— START Records to use —

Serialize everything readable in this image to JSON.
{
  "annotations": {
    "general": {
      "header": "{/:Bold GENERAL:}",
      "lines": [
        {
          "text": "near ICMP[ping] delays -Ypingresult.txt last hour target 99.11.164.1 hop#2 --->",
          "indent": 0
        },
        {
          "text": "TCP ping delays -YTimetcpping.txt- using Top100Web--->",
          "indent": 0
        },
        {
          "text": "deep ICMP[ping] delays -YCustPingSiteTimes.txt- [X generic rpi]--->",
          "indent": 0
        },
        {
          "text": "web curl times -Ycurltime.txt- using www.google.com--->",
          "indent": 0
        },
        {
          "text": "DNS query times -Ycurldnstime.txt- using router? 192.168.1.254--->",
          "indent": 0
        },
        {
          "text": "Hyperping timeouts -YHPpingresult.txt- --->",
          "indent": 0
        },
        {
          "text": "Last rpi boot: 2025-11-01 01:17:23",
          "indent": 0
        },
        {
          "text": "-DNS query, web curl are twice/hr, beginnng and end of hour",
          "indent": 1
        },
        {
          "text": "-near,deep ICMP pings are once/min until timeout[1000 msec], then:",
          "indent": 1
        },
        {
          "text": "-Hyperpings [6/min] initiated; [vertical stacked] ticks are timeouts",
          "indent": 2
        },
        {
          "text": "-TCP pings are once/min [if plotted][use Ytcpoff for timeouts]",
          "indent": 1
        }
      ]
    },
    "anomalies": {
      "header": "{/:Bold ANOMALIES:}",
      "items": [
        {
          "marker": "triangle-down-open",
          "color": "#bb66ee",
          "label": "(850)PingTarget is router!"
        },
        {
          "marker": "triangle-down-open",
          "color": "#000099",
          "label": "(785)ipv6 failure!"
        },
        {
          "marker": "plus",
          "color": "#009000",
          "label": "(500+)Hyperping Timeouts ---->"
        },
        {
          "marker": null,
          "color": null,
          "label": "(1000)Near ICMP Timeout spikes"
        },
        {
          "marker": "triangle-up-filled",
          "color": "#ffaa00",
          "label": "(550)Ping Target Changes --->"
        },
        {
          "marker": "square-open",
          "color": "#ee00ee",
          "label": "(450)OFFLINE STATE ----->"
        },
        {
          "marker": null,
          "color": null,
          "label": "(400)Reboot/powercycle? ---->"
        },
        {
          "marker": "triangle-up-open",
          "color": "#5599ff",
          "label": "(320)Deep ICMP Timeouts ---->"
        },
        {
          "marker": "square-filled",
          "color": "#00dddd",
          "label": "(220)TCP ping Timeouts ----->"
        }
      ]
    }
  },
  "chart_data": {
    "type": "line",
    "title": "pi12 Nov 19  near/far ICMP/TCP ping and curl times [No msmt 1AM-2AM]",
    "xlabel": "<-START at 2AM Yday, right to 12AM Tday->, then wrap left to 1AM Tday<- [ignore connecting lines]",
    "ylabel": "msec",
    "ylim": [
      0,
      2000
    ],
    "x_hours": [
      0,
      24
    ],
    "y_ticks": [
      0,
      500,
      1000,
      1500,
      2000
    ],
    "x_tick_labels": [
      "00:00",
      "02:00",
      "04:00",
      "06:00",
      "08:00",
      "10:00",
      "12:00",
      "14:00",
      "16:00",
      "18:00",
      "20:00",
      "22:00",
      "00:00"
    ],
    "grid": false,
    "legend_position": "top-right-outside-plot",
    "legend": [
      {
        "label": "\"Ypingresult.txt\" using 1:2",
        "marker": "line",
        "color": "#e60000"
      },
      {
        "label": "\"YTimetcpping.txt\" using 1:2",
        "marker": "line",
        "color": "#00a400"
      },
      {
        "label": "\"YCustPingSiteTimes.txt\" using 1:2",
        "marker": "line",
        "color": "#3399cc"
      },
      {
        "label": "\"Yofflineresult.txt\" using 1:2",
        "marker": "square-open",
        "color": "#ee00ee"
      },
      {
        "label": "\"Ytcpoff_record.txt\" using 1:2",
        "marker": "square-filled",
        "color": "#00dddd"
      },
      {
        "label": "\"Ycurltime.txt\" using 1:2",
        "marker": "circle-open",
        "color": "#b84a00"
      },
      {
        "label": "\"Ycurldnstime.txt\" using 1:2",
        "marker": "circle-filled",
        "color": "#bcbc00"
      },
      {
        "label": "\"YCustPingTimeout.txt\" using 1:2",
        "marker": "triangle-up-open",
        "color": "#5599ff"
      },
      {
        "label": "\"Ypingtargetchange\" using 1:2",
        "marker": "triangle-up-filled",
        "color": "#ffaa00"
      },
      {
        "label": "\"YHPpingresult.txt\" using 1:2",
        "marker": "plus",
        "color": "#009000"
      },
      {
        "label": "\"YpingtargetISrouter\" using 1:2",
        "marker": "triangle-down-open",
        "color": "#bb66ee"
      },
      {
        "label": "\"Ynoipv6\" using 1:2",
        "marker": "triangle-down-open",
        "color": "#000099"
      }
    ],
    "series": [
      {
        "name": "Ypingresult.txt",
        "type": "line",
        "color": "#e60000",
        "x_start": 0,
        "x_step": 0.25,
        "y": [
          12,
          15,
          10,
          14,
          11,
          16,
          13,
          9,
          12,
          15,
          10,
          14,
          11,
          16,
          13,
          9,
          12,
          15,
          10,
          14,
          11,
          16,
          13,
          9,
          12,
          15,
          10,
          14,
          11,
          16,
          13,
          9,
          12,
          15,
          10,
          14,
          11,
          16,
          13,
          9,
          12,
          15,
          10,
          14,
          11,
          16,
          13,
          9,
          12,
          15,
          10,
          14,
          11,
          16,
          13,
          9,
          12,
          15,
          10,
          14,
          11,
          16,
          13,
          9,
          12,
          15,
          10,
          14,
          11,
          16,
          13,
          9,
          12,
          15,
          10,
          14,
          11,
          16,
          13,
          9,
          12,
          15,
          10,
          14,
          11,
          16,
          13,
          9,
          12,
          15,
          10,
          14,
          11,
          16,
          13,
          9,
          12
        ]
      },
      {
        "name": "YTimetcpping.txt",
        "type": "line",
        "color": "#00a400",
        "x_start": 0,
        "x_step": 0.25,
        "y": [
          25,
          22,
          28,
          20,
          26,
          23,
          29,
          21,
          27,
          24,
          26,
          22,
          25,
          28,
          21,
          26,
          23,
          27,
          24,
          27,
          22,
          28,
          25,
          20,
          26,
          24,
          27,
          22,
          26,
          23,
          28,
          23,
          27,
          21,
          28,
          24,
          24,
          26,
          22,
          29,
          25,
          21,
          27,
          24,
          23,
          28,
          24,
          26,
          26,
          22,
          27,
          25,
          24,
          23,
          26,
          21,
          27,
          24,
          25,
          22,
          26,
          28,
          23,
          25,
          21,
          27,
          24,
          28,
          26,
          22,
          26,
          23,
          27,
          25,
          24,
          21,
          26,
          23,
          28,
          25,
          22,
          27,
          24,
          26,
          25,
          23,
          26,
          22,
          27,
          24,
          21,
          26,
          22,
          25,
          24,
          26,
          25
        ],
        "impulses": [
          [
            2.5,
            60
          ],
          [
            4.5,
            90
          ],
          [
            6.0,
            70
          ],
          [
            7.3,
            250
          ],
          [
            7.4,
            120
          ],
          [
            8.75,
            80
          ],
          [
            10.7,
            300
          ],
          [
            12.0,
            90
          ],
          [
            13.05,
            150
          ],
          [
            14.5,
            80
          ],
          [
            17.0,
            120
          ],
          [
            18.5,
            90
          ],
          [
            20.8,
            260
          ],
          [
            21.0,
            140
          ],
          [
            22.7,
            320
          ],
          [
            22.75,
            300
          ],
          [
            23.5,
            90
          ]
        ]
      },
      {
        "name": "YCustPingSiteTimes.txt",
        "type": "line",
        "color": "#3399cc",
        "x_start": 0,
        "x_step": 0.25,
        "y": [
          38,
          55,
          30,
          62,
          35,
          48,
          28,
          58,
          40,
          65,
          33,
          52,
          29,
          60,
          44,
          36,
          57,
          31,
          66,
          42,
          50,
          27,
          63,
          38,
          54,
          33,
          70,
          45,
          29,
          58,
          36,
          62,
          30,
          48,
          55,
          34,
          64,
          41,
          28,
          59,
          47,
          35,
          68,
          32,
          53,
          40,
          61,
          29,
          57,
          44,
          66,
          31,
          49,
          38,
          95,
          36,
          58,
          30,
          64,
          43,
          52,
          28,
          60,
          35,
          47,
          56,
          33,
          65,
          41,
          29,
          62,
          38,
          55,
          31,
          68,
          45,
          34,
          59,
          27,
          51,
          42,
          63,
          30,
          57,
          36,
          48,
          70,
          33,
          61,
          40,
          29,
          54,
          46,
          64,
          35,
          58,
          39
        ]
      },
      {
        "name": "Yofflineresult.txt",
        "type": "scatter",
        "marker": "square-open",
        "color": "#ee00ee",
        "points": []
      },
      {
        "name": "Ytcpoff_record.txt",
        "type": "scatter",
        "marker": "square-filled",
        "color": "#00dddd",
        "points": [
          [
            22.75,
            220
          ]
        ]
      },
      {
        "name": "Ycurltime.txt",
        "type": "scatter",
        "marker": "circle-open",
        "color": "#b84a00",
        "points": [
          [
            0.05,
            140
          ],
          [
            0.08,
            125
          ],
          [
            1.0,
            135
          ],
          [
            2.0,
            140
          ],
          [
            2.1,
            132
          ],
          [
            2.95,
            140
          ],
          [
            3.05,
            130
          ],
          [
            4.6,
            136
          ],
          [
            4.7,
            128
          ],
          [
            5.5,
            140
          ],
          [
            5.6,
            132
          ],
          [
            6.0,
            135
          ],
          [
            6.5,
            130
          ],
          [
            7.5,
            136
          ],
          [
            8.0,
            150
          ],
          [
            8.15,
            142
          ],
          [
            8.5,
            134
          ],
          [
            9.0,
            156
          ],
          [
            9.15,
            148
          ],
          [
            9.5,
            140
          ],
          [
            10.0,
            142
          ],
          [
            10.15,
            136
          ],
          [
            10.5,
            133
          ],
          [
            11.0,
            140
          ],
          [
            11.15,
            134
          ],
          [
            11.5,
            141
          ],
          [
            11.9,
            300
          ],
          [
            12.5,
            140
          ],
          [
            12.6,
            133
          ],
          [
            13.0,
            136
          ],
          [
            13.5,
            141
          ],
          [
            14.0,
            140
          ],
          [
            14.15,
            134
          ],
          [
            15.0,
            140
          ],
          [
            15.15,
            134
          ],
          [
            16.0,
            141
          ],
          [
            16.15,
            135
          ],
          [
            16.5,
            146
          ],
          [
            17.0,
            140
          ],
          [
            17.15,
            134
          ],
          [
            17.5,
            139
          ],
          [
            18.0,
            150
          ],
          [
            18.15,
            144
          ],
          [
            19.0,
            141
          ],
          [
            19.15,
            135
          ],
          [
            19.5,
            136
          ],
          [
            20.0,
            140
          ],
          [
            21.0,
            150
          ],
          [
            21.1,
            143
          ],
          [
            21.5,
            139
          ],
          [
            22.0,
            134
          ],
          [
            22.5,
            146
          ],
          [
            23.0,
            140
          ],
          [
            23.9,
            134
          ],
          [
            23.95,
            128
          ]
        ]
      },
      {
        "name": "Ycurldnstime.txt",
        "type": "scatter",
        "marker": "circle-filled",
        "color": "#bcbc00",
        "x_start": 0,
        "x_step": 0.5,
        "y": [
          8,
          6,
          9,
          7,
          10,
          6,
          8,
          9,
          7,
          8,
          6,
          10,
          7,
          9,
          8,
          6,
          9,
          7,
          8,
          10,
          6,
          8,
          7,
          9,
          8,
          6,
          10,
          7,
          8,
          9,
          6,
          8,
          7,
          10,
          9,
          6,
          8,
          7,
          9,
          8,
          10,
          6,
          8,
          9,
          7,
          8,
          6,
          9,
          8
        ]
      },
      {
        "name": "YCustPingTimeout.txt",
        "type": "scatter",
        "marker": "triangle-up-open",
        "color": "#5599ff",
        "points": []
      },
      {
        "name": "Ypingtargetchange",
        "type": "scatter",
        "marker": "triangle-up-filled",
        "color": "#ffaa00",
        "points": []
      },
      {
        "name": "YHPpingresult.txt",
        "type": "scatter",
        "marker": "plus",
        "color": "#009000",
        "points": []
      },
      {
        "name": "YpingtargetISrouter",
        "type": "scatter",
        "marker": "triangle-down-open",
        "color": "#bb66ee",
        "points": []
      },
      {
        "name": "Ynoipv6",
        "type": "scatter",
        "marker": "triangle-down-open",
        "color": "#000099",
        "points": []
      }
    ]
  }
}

— END Records to use —

### Task details
Pull out all lines containing the word "once" from the entries above.

### Worked solution
          "text": "-near,deep ICMP pings are once/min until timeout[1000 msec], then:",
          "text": "-TCP pings are once/min [if plotted][use Ytcpoff for timeouts]",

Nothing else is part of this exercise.